→ Objective: Below is a block of data; give all of it again word for word.

→ Provided records:
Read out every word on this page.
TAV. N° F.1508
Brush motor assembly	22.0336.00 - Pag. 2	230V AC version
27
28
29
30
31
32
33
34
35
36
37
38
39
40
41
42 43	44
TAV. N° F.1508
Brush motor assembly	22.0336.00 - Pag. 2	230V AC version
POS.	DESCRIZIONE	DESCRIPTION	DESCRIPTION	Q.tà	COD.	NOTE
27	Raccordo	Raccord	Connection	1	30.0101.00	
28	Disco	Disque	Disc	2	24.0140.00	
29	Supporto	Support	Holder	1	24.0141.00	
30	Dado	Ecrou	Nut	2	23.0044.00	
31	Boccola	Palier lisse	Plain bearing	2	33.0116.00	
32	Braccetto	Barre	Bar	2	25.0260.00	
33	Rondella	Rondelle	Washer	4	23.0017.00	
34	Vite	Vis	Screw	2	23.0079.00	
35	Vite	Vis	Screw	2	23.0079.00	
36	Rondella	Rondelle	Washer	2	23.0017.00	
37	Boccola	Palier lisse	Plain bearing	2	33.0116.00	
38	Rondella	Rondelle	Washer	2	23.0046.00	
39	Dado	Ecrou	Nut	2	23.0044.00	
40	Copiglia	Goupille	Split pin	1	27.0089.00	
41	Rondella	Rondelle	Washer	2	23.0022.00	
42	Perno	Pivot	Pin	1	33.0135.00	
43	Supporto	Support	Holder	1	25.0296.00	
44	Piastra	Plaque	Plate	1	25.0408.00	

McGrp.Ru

→ The completed task:
Read out every word on this page.
TAV. N° F.1508
Brush motor assembly	22.0336.00 - Pag. 2	230V AC version
27
28
29
30
31
32
33
34
35
36
37
38
39
40
41
42 43	44
TAV. N° F.1508
Brush motor assembly	22.0336.00 - Pag. 2	230V AC version
POS.	DESCRIZIONE	DESCRIPTION	DESCRIPTION	Q.tà	COD.	NOTE
27	Raccordo	Raccord	Connection	1	30.0101.00	
28	Disco	Disque	Disc	2	24.0140.00	
29	Supporto	Support	Holder	1	24.0141.00	
30	Dado	Ecrou	Nut	2	23.0044.00	
31	Boccola	Palier lisse	Plain bearing	2	33.0116.00	
32	Braccetto	Barre	Bar	2	25.0260.00	
33	Rondella	Rondelle	Washer	4	23.0017.00	
34	Vite	Vis	Screw	2	23.0079.00	
35	Vite	Vis	Screw	2	23.0079.00	
36	Rondella	Rondelle	Washer	2	23.0017.00	
37	Boccola	Palier lisse	Plain bearing	2	33.0116.00	
38	Rondella	Rondelle	Washer	2	23.0046.00	
39	Dado	Ecrou	Nut	2	23.0044.00	
40	Copiglia	Goupille	Split pin	1	27.0089.00	
41	Rondella	Rondelle	Washer	2	23.0022.00	
42	Perno	Pivot	Pin	1	33.0135.00	
43	Supporto	Support	Holder	1	25.0296.00	
44	Piastra	Plaque	Plate	1	25.0408.00	

McGrp.Ru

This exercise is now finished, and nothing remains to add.